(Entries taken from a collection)

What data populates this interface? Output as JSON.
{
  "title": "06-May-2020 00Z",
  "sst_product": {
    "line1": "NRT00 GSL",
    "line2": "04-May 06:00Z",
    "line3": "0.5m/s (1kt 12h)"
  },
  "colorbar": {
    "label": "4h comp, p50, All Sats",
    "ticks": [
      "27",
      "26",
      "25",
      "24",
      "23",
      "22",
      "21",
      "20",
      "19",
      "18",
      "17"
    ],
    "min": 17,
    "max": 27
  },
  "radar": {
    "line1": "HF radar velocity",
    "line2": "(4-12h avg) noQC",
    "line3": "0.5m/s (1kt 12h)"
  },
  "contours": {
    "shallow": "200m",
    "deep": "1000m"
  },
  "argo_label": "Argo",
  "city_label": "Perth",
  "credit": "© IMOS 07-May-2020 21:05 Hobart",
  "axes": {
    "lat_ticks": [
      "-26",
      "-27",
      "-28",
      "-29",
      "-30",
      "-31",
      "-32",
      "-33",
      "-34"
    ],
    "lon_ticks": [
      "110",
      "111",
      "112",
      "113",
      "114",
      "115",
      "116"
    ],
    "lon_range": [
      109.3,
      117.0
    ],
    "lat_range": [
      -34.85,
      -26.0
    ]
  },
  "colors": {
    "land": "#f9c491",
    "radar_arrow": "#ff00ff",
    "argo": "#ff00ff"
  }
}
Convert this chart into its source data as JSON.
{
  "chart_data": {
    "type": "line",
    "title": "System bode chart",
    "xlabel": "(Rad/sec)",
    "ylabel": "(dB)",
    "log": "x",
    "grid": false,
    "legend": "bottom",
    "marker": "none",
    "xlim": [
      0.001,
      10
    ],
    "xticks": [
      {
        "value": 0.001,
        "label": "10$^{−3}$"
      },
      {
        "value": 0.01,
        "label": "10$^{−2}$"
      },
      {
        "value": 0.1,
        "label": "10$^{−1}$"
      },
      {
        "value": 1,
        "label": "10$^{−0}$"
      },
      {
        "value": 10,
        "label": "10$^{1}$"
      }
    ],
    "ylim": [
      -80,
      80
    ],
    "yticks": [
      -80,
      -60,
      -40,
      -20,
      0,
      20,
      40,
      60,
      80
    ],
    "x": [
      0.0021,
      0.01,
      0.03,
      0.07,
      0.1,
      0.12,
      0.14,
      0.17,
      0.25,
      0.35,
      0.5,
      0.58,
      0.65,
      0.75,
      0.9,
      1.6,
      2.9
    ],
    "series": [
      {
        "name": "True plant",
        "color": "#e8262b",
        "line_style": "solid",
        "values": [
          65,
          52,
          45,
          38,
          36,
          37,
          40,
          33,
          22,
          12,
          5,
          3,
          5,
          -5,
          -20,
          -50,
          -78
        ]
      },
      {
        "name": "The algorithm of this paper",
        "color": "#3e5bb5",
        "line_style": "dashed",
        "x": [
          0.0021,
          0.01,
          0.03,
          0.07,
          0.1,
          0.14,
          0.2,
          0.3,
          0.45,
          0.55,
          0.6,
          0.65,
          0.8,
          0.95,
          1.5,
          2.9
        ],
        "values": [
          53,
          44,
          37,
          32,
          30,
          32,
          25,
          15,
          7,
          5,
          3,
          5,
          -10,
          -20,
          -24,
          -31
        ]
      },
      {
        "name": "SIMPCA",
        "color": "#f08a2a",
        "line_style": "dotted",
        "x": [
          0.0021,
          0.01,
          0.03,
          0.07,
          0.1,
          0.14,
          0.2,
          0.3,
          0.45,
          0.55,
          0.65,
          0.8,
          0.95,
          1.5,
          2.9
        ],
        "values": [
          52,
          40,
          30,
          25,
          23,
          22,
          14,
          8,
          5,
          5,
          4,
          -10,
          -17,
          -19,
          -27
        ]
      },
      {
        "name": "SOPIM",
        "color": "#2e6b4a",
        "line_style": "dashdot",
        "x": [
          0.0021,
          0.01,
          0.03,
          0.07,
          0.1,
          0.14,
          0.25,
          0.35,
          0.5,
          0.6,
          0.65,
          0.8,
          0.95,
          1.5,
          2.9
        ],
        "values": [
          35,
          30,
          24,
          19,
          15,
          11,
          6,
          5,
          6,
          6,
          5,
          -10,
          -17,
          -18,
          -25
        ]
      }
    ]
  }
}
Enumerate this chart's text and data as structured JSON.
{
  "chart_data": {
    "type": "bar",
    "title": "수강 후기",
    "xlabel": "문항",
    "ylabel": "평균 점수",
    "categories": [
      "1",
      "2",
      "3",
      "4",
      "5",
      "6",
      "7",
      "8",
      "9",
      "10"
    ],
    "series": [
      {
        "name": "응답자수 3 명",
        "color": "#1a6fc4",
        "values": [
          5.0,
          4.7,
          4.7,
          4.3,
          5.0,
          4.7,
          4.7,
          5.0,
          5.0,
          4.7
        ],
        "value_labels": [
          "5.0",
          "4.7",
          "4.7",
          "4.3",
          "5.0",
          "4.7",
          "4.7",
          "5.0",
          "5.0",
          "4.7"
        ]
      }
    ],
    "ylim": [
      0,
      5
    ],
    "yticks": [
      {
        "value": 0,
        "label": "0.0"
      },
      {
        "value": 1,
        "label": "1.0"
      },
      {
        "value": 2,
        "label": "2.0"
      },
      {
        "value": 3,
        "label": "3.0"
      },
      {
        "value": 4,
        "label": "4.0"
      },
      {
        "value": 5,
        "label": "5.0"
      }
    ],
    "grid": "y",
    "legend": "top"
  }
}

**What the exercise asks**. Find the lines holding "title" and list every one.

**Expected answer**.
  "title": "06-May-2020 00Z",
    "title": "System bode chart",
    "title": "수강 후기",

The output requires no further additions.